▼

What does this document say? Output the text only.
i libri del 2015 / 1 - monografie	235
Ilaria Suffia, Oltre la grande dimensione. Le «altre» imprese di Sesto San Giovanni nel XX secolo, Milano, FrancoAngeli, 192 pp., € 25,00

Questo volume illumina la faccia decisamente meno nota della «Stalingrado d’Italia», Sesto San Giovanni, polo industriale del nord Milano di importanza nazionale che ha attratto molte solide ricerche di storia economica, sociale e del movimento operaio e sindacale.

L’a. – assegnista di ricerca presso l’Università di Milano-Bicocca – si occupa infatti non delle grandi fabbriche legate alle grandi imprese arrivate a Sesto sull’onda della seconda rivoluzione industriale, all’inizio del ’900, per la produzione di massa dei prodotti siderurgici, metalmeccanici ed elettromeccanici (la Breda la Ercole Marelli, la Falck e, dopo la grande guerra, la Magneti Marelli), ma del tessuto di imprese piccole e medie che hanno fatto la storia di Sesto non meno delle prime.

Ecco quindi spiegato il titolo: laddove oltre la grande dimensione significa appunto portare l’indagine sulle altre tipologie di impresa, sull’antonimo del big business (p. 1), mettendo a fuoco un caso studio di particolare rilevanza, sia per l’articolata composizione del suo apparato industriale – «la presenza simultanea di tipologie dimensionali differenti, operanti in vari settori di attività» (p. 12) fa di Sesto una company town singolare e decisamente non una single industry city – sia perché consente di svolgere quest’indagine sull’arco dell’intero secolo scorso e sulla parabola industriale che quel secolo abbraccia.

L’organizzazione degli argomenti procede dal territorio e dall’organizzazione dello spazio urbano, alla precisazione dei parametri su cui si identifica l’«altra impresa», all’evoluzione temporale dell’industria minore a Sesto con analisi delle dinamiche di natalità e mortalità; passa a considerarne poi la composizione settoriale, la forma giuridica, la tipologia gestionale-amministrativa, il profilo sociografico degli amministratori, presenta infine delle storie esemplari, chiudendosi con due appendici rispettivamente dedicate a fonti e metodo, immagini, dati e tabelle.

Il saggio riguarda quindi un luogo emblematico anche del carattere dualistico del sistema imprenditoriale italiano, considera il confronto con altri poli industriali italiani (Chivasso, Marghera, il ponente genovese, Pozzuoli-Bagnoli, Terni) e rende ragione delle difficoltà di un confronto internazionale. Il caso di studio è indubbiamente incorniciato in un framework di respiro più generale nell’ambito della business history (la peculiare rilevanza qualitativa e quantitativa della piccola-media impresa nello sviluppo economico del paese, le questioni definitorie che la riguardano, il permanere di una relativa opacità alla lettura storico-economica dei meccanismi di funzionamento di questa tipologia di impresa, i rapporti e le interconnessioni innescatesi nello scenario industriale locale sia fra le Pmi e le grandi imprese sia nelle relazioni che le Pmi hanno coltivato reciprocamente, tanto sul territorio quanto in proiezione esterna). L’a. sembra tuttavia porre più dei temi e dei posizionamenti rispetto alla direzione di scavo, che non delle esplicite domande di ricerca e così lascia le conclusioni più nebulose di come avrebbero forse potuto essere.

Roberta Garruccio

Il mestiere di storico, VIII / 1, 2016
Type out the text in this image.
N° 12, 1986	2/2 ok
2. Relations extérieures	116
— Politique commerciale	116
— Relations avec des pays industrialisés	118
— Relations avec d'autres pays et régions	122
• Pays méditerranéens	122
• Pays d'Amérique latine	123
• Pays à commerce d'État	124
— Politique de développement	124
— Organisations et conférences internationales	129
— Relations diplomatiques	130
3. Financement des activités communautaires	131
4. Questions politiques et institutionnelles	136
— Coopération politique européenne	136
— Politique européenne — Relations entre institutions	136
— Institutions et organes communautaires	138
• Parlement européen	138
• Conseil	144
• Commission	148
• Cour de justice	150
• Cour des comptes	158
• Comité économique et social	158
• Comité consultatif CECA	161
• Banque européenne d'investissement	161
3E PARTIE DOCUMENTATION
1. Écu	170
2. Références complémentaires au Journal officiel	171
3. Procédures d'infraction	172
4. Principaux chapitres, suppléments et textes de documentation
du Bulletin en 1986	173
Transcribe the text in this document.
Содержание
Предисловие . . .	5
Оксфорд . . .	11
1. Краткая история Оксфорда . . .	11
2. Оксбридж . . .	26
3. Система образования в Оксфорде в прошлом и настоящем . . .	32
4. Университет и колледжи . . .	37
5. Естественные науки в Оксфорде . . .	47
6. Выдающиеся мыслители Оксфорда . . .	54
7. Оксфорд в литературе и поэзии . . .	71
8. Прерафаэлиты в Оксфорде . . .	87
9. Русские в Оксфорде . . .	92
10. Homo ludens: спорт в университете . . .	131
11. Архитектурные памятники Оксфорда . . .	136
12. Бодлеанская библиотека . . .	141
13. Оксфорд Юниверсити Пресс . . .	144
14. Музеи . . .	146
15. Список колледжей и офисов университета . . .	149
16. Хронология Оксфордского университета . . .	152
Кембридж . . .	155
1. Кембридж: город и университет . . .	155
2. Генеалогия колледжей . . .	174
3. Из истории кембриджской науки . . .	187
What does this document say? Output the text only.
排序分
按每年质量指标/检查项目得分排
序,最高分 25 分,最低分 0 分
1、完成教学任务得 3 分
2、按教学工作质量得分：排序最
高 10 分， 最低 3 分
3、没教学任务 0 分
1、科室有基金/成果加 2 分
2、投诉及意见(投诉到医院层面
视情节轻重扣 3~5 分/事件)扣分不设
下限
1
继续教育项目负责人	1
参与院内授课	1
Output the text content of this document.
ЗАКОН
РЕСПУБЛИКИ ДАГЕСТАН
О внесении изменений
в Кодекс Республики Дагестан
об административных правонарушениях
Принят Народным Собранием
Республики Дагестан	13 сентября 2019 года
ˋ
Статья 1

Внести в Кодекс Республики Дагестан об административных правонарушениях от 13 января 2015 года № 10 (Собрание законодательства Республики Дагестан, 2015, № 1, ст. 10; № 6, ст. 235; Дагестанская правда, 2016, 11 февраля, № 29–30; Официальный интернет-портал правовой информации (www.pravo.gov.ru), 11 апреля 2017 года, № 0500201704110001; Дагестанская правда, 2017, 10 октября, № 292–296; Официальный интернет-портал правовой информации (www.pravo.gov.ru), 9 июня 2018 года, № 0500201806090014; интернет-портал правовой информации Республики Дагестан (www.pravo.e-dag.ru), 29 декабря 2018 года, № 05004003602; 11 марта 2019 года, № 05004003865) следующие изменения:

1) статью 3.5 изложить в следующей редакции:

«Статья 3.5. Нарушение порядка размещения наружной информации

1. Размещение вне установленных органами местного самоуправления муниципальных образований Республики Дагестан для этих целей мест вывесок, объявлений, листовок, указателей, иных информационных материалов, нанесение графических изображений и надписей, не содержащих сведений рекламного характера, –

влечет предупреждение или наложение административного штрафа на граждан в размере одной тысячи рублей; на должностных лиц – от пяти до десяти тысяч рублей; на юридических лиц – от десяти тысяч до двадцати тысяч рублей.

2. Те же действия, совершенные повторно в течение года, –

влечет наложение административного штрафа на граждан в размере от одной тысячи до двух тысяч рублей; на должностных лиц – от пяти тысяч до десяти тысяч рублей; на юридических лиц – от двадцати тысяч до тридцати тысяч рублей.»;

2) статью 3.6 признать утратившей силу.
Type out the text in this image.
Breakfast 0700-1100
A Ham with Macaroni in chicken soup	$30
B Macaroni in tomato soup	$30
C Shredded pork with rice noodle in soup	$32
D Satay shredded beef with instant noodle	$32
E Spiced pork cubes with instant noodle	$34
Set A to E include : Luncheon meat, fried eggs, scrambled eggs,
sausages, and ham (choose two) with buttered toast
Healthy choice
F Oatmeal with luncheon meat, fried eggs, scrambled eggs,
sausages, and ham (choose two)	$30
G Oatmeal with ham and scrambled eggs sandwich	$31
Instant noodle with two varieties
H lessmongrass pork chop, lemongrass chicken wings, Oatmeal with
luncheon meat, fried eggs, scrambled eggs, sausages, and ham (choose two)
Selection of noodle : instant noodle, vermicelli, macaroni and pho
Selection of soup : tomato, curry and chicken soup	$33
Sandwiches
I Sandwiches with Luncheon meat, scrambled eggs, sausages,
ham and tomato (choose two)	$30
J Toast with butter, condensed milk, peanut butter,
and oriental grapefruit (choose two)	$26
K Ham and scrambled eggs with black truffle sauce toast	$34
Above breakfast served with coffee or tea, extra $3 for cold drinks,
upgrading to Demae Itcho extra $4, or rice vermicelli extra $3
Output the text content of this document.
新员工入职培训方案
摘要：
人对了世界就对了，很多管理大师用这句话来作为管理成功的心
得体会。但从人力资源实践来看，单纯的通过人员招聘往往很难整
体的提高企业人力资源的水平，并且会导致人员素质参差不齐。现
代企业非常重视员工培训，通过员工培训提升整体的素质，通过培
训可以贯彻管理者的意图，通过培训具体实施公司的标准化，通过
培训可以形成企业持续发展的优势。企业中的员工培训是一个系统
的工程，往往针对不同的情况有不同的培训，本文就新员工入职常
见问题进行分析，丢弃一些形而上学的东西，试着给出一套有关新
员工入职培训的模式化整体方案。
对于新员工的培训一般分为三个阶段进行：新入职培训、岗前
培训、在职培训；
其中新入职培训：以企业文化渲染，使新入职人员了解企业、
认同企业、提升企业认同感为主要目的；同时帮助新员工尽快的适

▲

Find the lines above that contain the word "Oatmeal" and collect them.

F Oatmeal with luncheon meat, fried eggs, scrambled eggs,
G Oatmeal with ham and scrambled eggs sandwich	$31
H lessmongrass pork chop, lemongrass chicken wings, Oatmeal with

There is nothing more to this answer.